Restate the entries below verbatim.

[BEGIN Exercise input]

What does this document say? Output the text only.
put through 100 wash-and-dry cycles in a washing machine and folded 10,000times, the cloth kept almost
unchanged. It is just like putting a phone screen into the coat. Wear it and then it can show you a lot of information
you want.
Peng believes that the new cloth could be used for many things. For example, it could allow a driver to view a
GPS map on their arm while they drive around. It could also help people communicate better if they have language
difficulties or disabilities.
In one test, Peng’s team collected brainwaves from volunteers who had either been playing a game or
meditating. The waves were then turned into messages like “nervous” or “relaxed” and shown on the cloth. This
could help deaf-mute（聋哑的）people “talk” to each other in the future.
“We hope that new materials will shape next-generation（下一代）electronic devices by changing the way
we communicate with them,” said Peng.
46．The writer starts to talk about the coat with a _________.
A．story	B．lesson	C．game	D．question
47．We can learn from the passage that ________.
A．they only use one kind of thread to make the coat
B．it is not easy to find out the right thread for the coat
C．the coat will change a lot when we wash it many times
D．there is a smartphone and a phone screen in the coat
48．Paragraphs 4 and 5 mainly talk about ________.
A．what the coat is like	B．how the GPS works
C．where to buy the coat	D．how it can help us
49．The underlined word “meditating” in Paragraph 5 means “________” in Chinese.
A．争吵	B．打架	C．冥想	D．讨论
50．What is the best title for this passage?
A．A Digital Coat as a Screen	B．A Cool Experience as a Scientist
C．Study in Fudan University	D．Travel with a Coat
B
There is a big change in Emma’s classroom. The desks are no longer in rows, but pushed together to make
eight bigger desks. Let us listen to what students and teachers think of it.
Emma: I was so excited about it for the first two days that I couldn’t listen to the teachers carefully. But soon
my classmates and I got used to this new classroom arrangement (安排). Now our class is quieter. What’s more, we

[END Exercise input]

_Correct result_
What does this document say? Output the text only.
put through 100 wash-and-dry cycles in a washing machine and folded 10,000times, the cloth kept almost
unchanged. It is just like putting a phone screen into the coat. Wear it and then it can show you a lot of information
you want.
Peng believes that the new cloth could be used for many things. For example, it could allow a driver to view a
GPS map on their arm while they drive around. It could also help people communicate better if they have language
difficulties or disabilities.
In one test, Peng’s team collected brainwaves from volunteers who had either been playing a game or
meditating. The waves were then turned into messages like “nervous” or “relaxed” and shown on the cloth. This
could help deaf-mute（聋哑的）people “talk” to each other in the future.
“We hope that new materials will shape next-generation（下一代）electronic devices by changing the way
we communicate with them,” said Peng.
46．The writer starts to talk about the coat with a _________.
A．story	B．lesson	C．game	D．question
47．We can learn from the passage that ________.
A．they only use one kind of thread to make the coat
B．it is not easy to find out the right thread for the coat
C．the coat will change a lot when we wash it many times
D．there is a smartphone and a phone screen in the coat
48．Paragraphs 4 and 5 mainly talk about ________.
A．what the coat is like	B．how the GPS works
C．where to buy the coat	D．how it can help us
49．The underlined word “meditating” in Paragraph 5 means “________” in Chinese.
A．争吵	B．打架	C．冥想	D．讨论
50．What is the best title for this passage?
A．A Digital Coat as a Screen	B．A Cool Experience as a Scientist
C．Study in Fudan University	D．Travel with a Coat
B
There is a big change in Emma’s classroom. The desks are no longer in rows, but pushed together to make
eight bigger desks. Let us listen to what students and teachers think of it.
Emma: I was so excited about it for the first two days that I couldn’t listen to the teachers carefully. But soon
my classmates and I got used to this new classroom arrangement (安排). Now our class is quieter. What’s more, we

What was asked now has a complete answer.